◆ **TO DO**: Lines containing the word "objects" are to be counted; state their number and nothing further.

Extracted records:
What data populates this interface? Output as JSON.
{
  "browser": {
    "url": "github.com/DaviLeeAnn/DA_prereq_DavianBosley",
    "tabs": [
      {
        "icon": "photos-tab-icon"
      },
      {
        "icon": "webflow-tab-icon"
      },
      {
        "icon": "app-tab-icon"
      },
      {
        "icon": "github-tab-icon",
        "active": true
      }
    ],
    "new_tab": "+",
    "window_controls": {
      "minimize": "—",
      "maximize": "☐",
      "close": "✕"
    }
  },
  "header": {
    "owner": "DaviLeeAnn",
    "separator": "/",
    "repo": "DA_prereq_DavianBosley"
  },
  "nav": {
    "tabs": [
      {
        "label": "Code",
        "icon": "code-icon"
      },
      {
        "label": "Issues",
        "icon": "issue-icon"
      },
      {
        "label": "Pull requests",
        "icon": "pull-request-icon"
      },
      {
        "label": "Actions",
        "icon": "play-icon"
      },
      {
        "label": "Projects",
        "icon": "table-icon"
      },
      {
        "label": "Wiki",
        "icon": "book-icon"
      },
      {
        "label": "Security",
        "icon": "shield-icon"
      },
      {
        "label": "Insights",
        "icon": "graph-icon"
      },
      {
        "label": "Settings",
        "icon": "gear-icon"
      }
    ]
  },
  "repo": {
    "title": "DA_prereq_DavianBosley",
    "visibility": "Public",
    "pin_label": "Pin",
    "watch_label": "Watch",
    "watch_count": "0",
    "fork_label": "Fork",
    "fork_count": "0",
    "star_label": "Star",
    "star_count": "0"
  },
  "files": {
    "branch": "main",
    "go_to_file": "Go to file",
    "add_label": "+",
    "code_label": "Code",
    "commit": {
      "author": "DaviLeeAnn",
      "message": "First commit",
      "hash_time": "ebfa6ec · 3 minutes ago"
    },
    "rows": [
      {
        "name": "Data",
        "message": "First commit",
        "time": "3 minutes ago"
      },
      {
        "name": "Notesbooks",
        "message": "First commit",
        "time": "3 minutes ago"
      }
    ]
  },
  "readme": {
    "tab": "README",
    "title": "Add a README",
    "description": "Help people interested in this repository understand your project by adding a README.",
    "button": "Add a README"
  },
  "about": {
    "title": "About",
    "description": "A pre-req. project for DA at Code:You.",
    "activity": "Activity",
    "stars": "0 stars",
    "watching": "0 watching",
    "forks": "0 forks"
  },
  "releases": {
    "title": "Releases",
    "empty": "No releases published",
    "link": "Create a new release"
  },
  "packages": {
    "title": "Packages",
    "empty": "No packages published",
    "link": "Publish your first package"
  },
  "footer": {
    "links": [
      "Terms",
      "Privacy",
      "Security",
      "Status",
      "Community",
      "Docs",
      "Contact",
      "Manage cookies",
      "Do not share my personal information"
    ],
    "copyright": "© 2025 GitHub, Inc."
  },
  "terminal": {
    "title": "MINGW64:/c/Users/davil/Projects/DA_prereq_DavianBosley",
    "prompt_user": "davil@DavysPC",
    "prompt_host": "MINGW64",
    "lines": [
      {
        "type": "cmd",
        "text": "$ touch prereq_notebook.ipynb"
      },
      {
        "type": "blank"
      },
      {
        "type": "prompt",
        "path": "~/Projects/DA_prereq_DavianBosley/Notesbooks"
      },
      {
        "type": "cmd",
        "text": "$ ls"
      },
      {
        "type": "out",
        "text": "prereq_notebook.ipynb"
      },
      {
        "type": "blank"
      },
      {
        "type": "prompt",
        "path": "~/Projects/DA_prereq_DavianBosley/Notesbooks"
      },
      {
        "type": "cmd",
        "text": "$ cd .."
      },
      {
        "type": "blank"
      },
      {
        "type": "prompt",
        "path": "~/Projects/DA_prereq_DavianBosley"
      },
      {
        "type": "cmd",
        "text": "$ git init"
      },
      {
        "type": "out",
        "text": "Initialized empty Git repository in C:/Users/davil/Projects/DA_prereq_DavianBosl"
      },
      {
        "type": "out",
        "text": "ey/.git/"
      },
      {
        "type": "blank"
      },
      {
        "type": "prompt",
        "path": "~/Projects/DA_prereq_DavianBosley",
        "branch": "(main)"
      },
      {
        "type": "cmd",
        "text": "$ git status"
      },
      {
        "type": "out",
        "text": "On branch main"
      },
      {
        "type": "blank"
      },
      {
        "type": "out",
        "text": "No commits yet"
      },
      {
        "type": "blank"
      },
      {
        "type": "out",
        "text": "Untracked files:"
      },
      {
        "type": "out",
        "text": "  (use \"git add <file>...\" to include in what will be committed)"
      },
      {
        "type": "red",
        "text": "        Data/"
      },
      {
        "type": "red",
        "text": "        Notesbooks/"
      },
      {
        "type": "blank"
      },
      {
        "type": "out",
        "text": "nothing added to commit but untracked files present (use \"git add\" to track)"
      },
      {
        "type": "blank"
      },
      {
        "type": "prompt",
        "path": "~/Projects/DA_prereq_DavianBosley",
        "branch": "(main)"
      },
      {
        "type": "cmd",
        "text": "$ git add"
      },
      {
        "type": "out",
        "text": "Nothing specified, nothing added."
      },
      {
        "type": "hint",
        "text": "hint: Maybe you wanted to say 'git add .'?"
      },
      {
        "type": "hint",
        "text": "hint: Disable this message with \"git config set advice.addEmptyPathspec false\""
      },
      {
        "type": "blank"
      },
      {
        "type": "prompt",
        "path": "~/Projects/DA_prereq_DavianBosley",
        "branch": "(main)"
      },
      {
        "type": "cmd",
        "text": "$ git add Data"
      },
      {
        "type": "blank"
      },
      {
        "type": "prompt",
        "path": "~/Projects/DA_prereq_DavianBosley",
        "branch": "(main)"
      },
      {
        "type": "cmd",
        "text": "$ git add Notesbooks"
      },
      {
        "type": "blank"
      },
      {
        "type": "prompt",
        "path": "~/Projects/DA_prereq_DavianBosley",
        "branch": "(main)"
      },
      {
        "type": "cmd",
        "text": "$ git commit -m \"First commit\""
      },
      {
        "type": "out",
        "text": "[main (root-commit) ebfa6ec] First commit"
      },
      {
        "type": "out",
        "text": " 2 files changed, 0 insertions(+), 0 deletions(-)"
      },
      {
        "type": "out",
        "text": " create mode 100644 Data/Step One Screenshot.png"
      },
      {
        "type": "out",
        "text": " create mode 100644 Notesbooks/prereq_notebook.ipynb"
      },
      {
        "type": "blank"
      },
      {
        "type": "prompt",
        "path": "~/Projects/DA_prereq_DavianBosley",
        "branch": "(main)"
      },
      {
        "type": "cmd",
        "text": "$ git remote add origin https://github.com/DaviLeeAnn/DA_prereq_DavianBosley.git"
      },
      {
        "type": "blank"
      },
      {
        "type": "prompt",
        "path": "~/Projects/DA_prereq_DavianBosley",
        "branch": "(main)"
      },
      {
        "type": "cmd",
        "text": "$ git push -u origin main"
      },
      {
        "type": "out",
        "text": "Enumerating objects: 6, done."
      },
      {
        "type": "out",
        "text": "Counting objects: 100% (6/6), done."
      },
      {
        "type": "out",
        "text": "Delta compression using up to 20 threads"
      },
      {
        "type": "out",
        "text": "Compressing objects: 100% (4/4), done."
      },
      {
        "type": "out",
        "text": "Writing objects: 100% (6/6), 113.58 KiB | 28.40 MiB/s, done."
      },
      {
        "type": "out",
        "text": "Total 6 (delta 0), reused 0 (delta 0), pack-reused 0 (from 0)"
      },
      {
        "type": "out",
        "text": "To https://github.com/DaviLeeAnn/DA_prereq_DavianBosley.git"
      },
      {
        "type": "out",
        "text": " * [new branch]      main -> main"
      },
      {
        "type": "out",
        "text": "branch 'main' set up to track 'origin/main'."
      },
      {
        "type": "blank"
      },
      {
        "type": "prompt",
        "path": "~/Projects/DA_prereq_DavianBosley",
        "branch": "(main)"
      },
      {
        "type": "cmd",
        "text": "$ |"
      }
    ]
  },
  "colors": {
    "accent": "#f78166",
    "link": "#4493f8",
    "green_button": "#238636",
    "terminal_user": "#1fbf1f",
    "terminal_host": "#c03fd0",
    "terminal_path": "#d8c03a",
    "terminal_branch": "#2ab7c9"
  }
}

◆ **SOLUTION TO THIS TASK**: 4